TASK DESCRIPTION
Give every line again exactly as it appears, please, but not the pictures.

═══ GIVEN INFORMATION

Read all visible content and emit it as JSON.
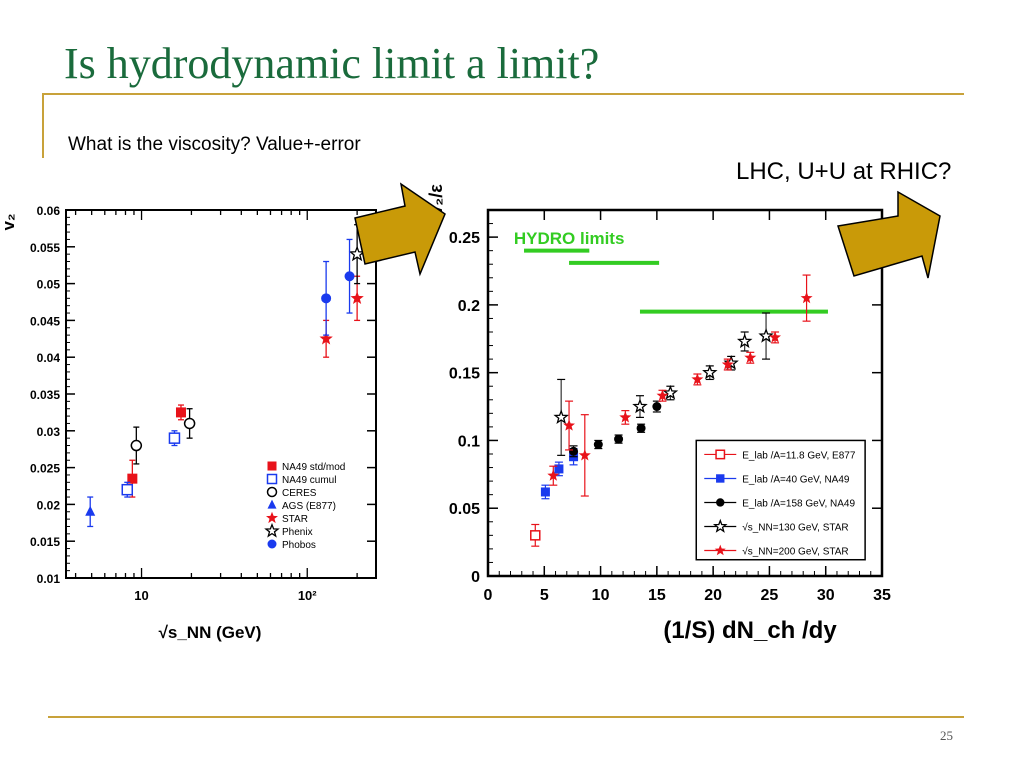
{
  "slide": {
    "title": "Is hydrodynamic limit a limit?",
    "subtitle": "What is the viscosity? Value+-error",
    "note": "LHC, U+U at RHIC?",
    "page_number": "25"
  },
  "colors": {
    "title": "#1a6b3c",
    "rule": "#c8a23a",
    "arrow_fill": "#c99a08",
    "hydro": "#33cc22",
    "red": "#e8121a",
    "blue": "#1a3aee"
  },
  "chart_data": [
    {
      "type": "scatter",
      "xscale": "log",
      "xlabel": "√s_NN (GeV)",
      "ylabel": "v₂",
      "xlim": [
        3.5,
        260
      ],
      "ylim": [
        0.01,
        0.06
      ],
      "xticks": [
        "10",
        "10²"
      ],
      "yticks": [
        "0.01",
        "0.015",
        "0.02",
        "0.025",
        "0.03",
        "0.035",
        "0.04",
        "0.045",
        "0.05",
        "0.055",
        "0.06"
      ],
      "legend_position": "bottom-right",
      "series": [
        {
          "name": "NA49 std/mod",
          "marker": "square-filled",
          "color": "#e8121a",
          "points": [
            {
              "x": 8.8,
              "y": 0.0235,
              "err": 0.0025
            },
            {
              "x": 17.3,
              "y": 0.0325,
              "err": 0.001
            }
          ]
        },
        {
          "name": "NA49 cumul",
          "marker": "square-open",
          "color": "#1a3aee",
          "points": [
            {
              "x": 8.2,
              "y": 0.022,
              "err": 0.001
            },
            {
              "x": 15.8,
              "y": 0.029,
              "err": 0.001
            }
          ]
        },
        {
          "name": "CERES",
          "marker": "circle-open",
          "color": "#000000",
          "points": [
            {
              "x": 9.3,
              "y": 0.028,
              "err": 0.0025
            },
            {
              "x": 19.5,
              "y": 0.031,
              "err": 0.002
            }
          ]
        },
        {
          "name": "AGS (E877)",
          "marker": "triangle-filled",
          "color": "#1a3aee",
          "points": [
            {
              "x": 4.9,
              "y": 0.019,
              "err": 0.002
            }
          ]
        },
        {
          "name": "STAR",
          "marker": "star-filled",
          "color": "#e8121a",
          "points": [
            {
              "x": 130,
              "y": 0.0425,
              "err": 0.0025
            },
            {
              "x": 200,
              "y": 0.048,
              "err": 0.003
            }
          ]
        },
        {
          "name": "Phenix",
          "marker": "star-open",
          "color": "#000000",
          "points": [
            {
              "x": 200,
              "y": 0.054,
              "err": 0.004
            }
          ]
        },
        {
          "name": "Phobos",
          "marker": "circle-filled",
          "color": "#1a3aee",
          "points": [
            {
              "x": 130,
              "y": 0.048,
              "err": 0.005
            },
            {
              "x": 180,
              "y": 0.051,
              "err": 0.005
            }
          ]
        }
      ]
    },
    {
      "type": "scatter",
      "xlabel": "(1/S) dN_ch /dy",
      "ylabel": "v₂/ε",
      "xlim": [
        0,
        35
      ],
      "ylim": [
        0,
        0.27
      ],
      "xticks": [
        "0",
        "5",
        "10",
        "15",
        "20",
        "25",
        "30",
        "35"
      ],
      "yticks": [
        "0",
        "0.05",
        "0.1",
        "0.15",
        "0.2",
        "0.25"
      ],
      "annotation": "HYDRO  limits",
      "hydro_limits": [
        {
          "x0": 3.2,
          "x1": 9.0,
          "y": 0.24
        },
        {
          "x0": 7.2,
          "x1": 15.2,
          "y": 0.231
        },
        {
          "x0": 13.5,
          "x1": 30.2,
          "y": 0.195
        }
      ],
      "legend_position": "bottom-right",
      "series": [
        {
          "name": "E_lab /A=11.8 GeV, E877",
          "marker": "square-open",
          "color": "#e8121a",
          "points": [
            {
              "x": 4.2,
              "y": 0.03,
              "err": 0.008
            }
          ]
        },
        {
          "name": "E_lab /A=40 GeV, NA49",
          "marker": "square-filled",
          "color": "#1a3aee",
          "points": [
            {
              "x": 5.1,
              "y": 0.062,
              "err": 0.005
            },
            {
              "x": 6.3,
              "y": 0.079,
              "err": 0.005
            },
            {
              "x": 7.6,
              "y": 0.088,
              "err": 0.006
            }
          ]
        },
        {
          "name": "E_lab /A=158 GeV, NA49",
          "marker": "circle-filled",
          "color": "#000000",
          "points": [
            {
              "x": 7.6,
              "y": 0.092,
              "err": 0.004
            },
            {
              "x": 9.8,
              "y": 0.097,
              "err": 0.003
            },
            {
              "x": 11.6,
              "y": 0.101,
              "err": 0.003
            },
            {
              "x": 13.6,
              "y": 0.109,
              "err": 0.003
            },
            {
              "x": 15.0,
              "y": 0.125,
              "err": 0.004
            }
          ]
        },
        {
          "name": "√s_NN=130 GeV, STAR",
          "marker": "star-open",
          "color": "#000000",
          "points": [
            {
              "x": 6.5,
              "y": 0.117,
              "err": 0.028
            },
            {
              "x": 13.5,
              "y": 0.125,
              "err": 0.008
            },
            {
              "x": 16.2,
              "y": 0.135,
              "err": 0.005
            },
            {
              "x": 19.7,
              "y": 0.15,
              "err": 0.005
            },
            {
              "x": 21.6,
              "y": 0.157,
              "err": 0.005
            },
            {
              "x": 22.8,
              "y": 0.173,
              "err": 0.007
            },
            {
              "x": 24.7,
              "y": 0.177,
              "err": 0.017
            }
          ]
        },
        {
          "name": "√s_NN=200 GeV, STAR",
          "marker": "star-filled",
          "color": "#e8121a",
          "points": [
            {
              "x": 5.8,
              "y": 0.074,
              "err": 0.007
            },
            {
              "x": 7.2,
              "y": 0.111,
              "err": 0.018
            },
            {
              "x": 8.6,
              "y": 0.089,
              "err": 0.03
            },
            {
              "x": 12.2,
              "y": 0.117,
              "err": 0.005
            },
            {
              "x": 15.5,
              "y": 0.133,
              "err": 0.004
            },
            {
              "x": 18.6,
              "y": 0.145,
              "err": 0.004
            },
            {
              "x": 21.3,
              "y": 0.156,
              "err": 0.004
            },
            {
              "x": 23.3,
              "y": 0.161,
              "err": 0.004
            },
            {
              "x": 25.5,
              "y": 0.176,
              "err": 0.004
            },
            {
              "x": 28.3,
              "y": 0.205,
              "err": 0.017
            }
          ]
        }
      ]
    }
  ]
}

══════

EXERCISE RESULT
Read all visible content and emit it as JSON.
{
  "slide": {
    "title": "Is hydrodynamic limit a limit?",
    "subtitle": "What is the viscosity? Value+-error",
    "note": "LHC, U+U at RHIC?",
    "page_number": "25"
  },
  "colors": {
    "title": "#1a6b3c",
    "rule": "#c8a23a",
    "arrow_fill": "#c99a08",
    "hydro": "#33cc22",
    "red": "#e8121a",
    "blue": "#1a3aee"
  },
  "chart_data": [
    {
      "type": "scatter",
      "xscale": "log",
      "xlabel": "√s_NN (GeV)",
      "ylabel": "v₂",
      "xlim": [
        3.5,
        260
      ],
      "ylim": [
        0.01,
        0.06
      ],
      "xticks": [
        "10",
        "10²"
      ],
      "yticks": [
        "0.01",
        "0.015",
        "0.02",
        "0.025",
        "0.03",
        "0.035",
        "0.04",
        "0.045",
        "0.05",
        "0.055",
        "0.06"
      ],
      "legend_position": "bottom-right",
      "series": [
        {
          "name": "NA49 std/mod",
          "marker": "square-filled",
          "color": "#e8121a",
          "points": [
            {
              "x": 8.8,
              "y": 0.0235,
              "err": 0.0025
            },
            {
              "x": 17.3,
              "y": 0.0325,
              "err": 0.001
            }
          ]
        },
        {
          "name": "NA49 cumul",
          "marker": "square-open",
          "color": "#1a3aee",
          "points": [
            {
              "x": 8.2,
              "y": 0.022,
              "err": 0.001
            },
            {
              "x": 15.8,
              "y": 0.029,
              "err": 0.001
            }
          ]
        },
        {
          "name": "CERES",
          "marker": "circle-open",
          "color": "#000000",
          "points": [
            {
              "x": 9.3,
              "y": 0.028,
              "err": 0.0025
            },
            {
              "x": 19.5,
              "y": 0.031,
              "err": 0.002
            }
          ]
        },
        {
          "name": "AGS (E877)",
          "marker": "triangle-filled",
          "color": "#1a3aee",
          "points": [
            {
              "x": 4.9,
              "y": 0.019,
              "err": 0.002
            }
          ]
        },
        {
          "name": "STAR",
          "marker": "star-filled",
          "color": "#e8121a",
          "points": [
            {
              "x": 130,
              "y": 0.0425,
              "err": 0.0025
            },
            {
              "x": 200,
              "y": 0.048,
              "err": 0.003
            }
          ]
        },
        {
          "name": "Phenix",
          "marker": "star-open",
          "color": "#000000",
          "points": [
            {
              "x": 200,
              "y": 0.054,
              "err": 0.004
            }
          ]
        },
        {
          "name": "Phobos",
          "marker": "circle-filled",
          "color": "#1a3aee",
          "points": [
            {
              "x": 130,
              "y": 0.048,
              "err": 0.005
            },
            {
              "x": 180,
              "y": 0.051,
              "err": 0.005
            }
          ]
        }
      ]
    },
    {
      "type": "scatter",
      "xlabel": "(1/S) dN_ch /dy",
      "ylabel": "v₂/ε",
      "xlim": [
        0,
        35
      ],
      "ylim": [
        0,
        0.27
      ],
      "xticks": [
        "0",
        "5",
        "10",
        "15",
        "20",
        "25",
        "30",
        "35"
      ],
      "yticks": [
        "0",
        "0.05",
        "0.1",
        "0.15",
        "0.2",
        "0.25"
      ],
      "annotation": "HYDRO  limits",
      "hydro_limits": [
        {
          "x0": 3.2,
          "x1": 9.0,
          "y": 0.24
        },
        {
          "x0": 7.2,
          "x1": 15.2,
          "y": 0.231
        },
        {
          "x0": 13.5,
          "x1": 30.2,
          "y": 0.195
        }
      ],
      "legend_position": "bottom-right",
      "series": [
        {
          "name": "E_lab /A=11.8 GeV, E877",
          "marker": "square-open",
          "color": "#e8121a",
          "points": [
            {
              "x": 4.2,
              "y": 0.03,
              "err": 0.008
            }
          ]
        },
        {
          "name": "E_lab /A=40 GeV, NA49",
          "marker": "square-filled",
          "color": "#1a3aee",
          "points": [
            {
              "x": 5.1,
              "y": 0.062,
              "err": 0.005
            },
            {
              "x": 6.3,
              "y": 0.079,
              "err": 0.005
            },
            {
              "x": 7.6,
              "y": 0.088,
              "err": 0.006
            }
          ]
        },
        {
          "name": "E_lab /A=158 GeV, NA49",
          "marker": "circle-filled",
          "color": "#000000",
          "points": [
            {
              "x": 7.6,
              "y": 0.092,
              "err": 0.004
            },
            {
              "x": 9.8,
              "y": 0.097,
              "err": 0.003
            },
            {
              "x": 11.6,
              "y": 0.101,
              "err": 0.003
            },
            {
              "x": 13.6,
              "y": 0.109,
              "err": 0.003
            },
            {
              "x": 15.0,
              "y": 0.125,
              "err": 0.004
            }
          ]
        },
        {
          "name": "√s_NN=130 GeV, STAR",
          "marker": "star-open",
          "color": "#000000",
          "points": [
            {
              "x": 6.5,
              "y": 0.117,
              "err": 0.028
            },
            {
              "x": 13.5,
              "y": 0.125,
              "err": 0.008
            },
            {
              "x": 16.2,
              "y": 0.135,
              "err": 0.005
            },
            {
              "x": 19.7,
              "y": 0.15,
              "err": 0.005
            },
            {
              "x": 21.6,
              "y": 0.157,
              "err": 0.005
            },
            {
              "x": 22.8,
              "y": 0.173,
              "err": 0.007
            },
            {
              "x": 24.7,
              "y": 0.177,
              "err": 0.017
            }
          ]
        },
        {
          "name": "√s_NN=200 GeV, STAR",
          "marker": "star-filled",
          "color": "#e8121a",
          "points": [
            {
              "x": 5.8,
              "y": 0.074,
              "err": 0.007
            },
            {
              "x": 7.2,
              "y": 0.111,
              "err": 0.018
            },
            {
              "x": 8.6,
              "y": 0.089,
              "err": 0.03
            },
            {
              "x": 12.2,
              "y": 0.117,
              "err": 0.005
            },
            {
              "x": 15.5,
              "y": 0.133,
              "err": 0.004
            },
            {
              "x": 18.6,
              "y": 0.145,
              "err": 0.004
            },
            {
              "x": 21.3,
              "y": 0.156,
              "err": 0.004
            },
            {
              "x": 23.3,
              "y": 0.161,
              "err": 0.004
            },
            {
              "x": 25.5,
              "y": 0.176,
              "err": 0.004
            },
            {
              "x": 28.3,
              "y": 0.205,
              "err": 0.017
            }
          ]
        }
      ]
    }
  ]
}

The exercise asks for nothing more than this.